(Task directions):
Draw out every line with the word "Fornar" from the listing below.

(Stored items)
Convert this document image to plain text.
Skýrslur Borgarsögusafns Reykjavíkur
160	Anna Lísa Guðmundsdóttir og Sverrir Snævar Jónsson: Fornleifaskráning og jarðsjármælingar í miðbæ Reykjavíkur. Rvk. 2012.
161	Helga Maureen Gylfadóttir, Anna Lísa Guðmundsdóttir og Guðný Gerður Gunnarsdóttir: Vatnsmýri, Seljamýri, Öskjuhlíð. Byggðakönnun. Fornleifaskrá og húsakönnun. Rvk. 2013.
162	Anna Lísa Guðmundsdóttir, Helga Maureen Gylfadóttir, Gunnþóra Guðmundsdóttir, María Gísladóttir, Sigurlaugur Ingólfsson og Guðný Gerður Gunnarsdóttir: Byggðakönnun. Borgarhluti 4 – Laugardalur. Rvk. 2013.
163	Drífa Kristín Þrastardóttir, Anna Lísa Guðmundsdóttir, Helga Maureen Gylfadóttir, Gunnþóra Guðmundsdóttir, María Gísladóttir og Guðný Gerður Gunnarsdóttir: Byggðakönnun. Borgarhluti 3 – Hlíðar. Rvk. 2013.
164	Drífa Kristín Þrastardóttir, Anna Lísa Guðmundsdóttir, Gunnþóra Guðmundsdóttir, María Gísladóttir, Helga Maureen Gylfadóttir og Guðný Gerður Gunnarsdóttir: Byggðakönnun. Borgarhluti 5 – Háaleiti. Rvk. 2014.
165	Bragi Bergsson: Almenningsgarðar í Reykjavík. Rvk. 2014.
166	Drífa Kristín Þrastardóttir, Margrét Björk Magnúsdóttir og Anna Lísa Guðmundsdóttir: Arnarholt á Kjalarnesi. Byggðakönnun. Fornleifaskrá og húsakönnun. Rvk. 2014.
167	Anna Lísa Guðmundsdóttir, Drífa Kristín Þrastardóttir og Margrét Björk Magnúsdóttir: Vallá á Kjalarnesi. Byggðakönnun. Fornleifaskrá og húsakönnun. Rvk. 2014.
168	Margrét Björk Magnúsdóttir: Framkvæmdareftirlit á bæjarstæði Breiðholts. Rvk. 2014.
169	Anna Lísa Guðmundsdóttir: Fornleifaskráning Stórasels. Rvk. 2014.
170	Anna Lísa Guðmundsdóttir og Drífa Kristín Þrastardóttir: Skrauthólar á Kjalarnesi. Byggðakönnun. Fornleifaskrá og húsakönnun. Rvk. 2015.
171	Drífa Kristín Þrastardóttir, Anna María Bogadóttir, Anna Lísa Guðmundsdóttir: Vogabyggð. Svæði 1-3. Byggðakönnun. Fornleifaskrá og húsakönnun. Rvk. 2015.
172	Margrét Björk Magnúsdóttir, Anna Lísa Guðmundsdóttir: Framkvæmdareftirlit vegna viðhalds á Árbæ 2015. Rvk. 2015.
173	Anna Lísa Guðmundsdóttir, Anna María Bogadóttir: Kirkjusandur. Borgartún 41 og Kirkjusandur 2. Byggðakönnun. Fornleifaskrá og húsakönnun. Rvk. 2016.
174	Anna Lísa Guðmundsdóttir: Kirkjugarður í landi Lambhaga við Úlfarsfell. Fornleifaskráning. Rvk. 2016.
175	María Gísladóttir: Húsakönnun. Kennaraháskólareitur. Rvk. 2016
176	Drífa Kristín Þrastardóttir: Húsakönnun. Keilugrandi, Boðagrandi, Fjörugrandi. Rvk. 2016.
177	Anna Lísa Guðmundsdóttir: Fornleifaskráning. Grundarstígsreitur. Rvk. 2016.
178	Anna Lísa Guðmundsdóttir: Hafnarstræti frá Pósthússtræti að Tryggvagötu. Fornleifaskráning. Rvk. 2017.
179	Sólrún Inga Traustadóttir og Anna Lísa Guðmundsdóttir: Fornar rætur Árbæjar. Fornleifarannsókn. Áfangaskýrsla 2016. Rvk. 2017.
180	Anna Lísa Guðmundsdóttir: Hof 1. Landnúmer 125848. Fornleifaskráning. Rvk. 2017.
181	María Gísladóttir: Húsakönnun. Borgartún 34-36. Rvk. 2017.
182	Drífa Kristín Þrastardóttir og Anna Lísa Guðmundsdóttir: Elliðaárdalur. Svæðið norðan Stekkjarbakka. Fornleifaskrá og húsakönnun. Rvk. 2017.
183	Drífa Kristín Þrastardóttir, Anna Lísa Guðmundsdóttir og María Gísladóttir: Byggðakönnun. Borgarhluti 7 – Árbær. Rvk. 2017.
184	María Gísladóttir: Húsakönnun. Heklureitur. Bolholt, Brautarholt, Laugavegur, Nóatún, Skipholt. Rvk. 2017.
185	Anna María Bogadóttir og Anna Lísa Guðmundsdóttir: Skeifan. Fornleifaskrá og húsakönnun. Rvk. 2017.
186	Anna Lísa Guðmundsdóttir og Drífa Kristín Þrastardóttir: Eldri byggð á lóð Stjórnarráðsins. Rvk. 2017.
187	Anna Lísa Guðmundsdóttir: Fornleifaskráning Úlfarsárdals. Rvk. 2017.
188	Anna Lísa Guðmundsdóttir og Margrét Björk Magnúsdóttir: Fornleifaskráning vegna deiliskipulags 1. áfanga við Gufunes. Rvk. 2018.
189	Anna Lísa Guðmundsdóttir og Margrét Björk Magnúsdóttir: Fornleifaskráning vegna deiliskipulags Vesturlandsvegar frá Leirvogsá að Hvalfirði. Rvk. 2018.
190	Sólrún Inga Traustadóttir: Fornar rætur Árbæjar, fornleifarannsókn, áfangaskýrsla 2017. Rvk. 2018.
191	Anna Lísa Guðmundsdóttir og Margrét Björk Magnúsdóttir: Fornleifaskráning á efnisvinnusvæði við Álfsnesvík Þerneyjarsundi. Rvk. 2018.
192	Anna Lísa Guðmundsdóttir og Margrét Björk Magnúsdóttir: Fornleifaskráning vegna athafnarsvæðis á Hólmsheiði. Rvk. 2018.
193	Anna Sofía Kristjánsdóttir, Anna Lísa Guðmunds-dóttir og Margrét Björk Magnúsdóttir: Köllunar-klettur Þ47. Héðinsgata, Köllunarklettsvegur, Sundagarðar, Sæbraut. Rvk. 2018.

(Complete answer):
179	Sólrún Inga Traustadóttir og Anna Lísa Guðmundsdóttir: Fornar rætur Árbæjar. Fornleifarannsókn. Áfangaskýrsla 2016. Rvk. 2017.
190	Sólrún Inga Traustadóttir: Fornar rætur Árbæjar, fornleifarannsókn, áfangaskýrsla 2017. Rvk. 2018.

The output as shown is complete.